Copy out each line of the data holding "ياباني".

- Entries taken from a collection
-- BEGIN --

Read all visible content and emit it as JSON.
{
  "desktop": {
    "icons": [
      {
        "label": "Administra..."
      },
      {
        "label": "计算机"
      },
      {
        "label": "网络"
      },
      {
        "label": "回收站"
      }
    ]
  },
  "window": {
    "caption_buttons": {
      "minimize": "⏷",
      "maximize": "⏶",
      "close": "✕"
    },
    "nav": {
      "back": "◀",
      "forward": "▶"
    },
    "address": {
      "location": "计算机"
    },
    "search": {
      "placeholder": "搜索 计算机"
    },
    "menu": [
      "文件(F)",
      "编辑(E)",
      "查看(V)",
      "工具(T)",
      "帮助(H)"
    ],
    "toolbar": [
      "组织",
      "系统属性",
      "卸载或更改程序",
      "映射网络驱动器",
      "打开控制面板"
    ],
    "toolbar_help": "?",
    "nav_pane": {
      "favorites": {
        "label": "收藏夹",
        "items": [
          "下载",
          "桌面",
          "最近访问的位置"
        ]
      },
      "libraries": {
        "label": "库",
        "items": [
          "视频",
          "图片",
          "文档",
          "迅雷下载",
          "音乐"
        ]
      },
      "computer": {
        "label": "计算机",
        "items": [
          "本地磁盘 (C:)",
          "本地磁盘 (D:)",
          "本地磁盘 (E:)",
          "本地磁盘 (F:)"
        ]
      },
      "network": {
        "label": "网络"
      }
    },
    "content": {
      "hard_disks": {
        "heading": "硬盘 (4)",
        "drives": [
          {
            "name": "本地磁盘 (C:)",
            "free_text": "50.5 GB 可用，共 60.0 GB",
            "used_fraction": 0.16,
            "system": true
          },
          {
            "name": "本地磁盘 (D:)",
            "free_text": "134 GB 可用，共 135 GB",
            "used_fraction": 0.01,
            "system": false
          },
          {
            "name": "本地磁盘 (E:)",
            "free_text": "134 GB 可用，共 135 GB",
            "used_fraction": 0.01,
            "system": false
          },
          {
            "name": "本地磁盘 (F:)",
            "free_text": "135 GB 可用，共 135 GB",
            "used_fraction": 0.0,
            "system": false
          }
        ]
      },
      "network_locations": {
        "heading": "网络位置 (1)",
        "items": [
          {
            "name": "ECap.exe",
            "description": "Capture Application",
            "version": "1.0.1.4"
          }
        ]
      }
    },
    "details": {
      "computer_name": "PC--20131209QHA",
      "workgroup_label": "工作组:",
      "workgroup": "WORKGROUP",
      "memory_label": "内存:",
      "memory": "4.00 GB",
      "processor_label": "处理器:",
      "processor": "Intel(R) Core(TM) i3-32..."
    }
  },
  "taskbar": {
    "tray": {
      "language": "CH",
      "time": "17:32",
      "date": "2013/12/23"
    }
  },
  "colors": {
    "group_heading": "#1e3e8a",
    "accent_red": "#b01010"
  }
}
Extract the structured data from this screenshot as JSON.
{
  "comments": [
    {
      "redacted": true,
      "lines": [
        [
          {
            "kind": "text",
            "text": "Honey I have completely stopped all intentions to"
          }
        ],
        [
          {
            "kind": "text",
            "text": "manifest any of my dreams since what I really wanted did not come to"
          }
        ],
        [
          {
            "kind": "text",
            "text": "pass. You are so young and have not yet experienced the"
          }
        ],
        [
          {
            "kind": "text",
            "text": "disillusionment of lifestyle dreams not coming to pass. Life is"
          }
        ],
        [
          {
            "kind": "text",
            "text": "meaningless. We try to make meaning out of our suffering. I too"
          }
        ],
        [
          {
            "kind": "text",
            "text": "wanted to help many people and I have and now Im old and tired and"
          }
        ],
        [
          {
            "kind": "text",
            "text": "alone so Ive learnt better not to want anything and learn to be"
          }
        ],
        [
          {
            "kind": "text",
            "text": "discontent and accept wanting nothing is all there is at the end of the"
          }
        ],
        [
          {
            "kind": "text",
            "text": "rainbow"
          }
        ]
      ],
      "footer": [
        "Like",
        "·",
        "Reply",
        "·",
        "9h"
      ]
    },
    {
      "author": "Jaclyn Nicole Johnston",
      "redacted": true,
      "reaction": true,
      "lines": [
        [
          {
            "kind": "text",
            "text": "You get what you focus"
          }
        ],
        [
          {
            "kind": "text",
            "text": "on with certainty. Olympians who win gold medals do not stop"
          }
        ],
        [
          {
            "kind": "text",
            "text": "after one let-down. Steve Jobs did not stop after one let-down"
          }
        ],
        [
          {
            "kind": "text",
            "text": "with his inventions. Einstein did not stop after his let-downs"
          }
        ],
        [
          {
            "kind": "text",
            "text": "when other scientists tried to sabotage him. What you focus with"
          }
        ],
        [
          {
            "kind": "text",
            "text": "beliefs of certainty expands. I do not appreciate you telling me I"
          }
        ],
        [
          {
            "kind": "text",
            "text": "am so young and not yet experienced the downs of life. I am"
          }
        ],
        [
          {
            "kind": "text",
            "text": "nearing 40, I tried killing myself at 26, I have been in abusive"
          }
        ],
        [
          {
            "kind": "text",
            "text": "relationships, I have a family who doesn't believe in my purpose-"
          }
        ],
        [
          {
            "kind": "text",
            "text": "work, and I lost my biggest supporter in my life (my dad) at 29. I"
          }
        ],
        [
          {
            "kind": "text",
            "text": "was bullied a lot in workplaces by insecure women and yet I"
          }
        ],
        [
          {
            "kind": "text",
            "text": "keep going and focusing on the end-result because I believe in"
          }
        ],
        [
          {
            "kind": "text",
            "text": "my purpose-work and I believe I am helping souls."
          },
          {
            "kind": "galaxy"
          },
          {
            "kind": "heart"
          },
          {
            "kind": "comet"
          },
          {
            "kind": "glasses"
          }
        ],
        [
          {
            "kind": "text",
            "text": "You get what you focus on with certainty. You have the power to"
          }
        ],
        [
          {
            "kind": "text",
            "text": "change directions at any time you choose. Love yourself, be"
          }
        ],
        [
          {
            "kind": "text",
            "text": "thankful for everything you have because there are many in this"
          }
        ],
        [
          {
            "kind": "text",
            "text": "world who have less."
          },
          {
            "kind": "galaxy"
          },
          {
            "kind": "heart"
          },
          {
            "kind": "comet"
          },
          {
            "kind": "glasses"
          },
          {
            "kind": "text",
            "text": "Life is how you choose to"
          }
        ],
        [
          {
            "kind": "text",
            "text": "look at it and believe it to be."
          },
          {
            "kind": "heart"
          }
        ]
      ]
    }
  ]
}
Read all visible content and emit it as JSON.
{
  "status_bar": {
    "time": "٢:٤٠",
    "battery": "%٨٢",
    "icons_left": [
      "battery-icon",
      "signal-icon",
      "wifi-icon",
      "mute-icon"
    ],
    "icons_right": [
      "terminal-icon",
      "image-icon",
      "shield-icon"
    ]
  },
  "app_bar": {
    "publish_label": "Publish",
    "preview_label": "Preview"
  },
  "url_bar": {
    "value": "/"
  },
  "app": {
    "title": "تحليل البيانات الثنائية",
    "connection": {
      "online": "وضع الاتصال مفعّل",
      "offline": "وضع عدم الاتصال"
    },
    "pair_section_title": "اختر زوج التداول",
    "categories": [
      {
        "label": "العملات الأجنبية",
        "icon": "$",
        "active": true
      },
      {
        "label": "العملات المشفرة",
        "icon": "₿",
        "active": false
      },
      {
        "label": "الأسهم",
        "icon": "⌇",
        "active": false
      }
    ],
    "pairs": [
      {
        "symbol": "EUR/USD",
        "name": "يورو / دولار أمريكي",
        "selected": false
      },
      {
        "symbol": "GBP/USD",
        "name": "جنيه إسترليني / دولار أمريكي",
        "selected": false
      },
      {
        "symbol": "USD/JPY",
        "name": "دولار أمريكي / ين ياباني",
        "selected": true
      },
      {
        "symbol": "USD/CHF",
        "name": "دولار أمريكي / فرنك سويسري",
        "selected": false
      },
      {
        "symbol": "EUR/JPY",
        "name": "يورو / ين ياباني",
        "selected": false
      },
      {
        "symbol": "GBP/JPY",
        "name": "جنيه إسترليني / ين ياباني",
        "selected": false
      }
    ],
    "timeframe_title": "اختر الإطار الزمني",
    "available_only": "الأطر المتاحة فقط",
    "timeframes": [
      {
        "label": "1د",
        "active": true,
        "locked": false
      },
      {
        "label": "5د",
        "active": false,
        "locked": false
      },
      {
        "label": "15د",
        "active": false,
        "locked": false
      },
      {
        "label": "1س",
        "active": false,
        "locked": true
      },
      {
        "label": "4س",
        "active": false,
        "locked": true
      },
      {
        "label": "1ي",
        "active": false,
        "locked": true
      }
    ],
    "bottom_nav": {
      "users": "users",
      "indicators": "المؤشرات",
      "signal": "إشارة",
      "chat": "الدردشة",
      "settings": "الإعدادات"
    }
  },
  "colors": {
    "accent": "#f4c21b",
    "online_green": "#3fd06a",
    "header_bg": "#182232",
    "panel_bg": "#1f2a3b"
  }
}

-- END --

- ANSWER BELOW
        "name": "دولار أمريكي / ين ياباني",
        "name": "يورو / ين ياباني",
        "name": "جنيه إسترليني / ين ياباني",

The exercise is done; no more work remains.